#### EXERCISE AIM:
What follows is a listing; give it again exactly, in its entirety.

#### INPUT FOR THIS TASK:
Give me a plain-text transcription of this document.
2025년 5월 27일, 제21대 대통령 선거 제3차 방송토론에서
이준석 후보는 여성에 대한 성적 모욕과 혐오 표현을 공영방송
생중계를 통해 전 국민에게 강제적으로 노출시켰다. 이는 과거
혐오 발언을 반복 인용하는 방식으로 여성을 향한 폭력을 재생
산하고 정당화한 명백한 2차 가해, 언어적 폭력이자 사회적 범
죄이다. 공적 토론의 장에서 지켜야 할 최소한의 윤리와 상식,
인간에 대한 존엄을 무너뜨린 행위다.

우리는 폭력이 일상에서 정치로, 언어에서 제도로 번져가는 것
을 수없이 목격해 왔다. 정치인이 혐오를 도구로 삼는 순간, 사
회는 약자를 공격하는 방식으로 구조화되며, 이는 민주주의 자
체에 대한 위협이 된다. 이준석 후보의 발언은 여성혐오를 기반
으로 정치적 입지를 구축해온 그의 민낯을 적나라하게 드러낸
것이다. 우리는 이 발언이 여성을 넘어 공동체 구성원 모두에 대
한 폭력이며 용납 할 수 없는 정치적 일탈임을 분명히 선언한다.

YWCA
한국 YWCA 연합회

#### RESPONSE TO THIS EXERCISE:
Give me a plain-text transcription of this document.
2025년 5월 27일, 제21대 대통령 선거 제3차 방송토론에서
이준석 후보는 여성에 대한 성적 모욕과 혐오 표현을 공영방송
생중계를 통해 전 국민에게 강제적으로 노출시켰다. 이는 과거
혐오 발언을 반복 인용하는 방식으로 여성을 향한 폭력을 재생
산하고 정당화한 명백한 2차 가해, 언어적 폭력이자 사회적 범
죄이다. 공적 토론의 장에서 지켜야 할 최소한의 윤리와 상식,
인간에 대한 존엄을 무너뜨린 행위다.

우리는 폭력이 일상에서 정치로, 언어에서 제도로 번져가는 것
을 수없이 목격해 왔다. 정치인이 혐오를 도구로 삼는 순간, 사
회는 약자를 공격하는 방식으로 구조화되며, 이는 민주주의 자
체에 대한 위협이 된다. 이준석 후보의 발언은 여성혐오를 기반
으로 정치적 입지를 구축해온 그의 민낯을 적나라하게 드러낸
것이다. 우리는 이 발언이 여성을 넘어 공동체 구성원 모두에 대
한 폭력이며 용납 할 수 없는 정치적 일탈임을 분명히 선언한다.

YWCA
한국 YWCA 연합회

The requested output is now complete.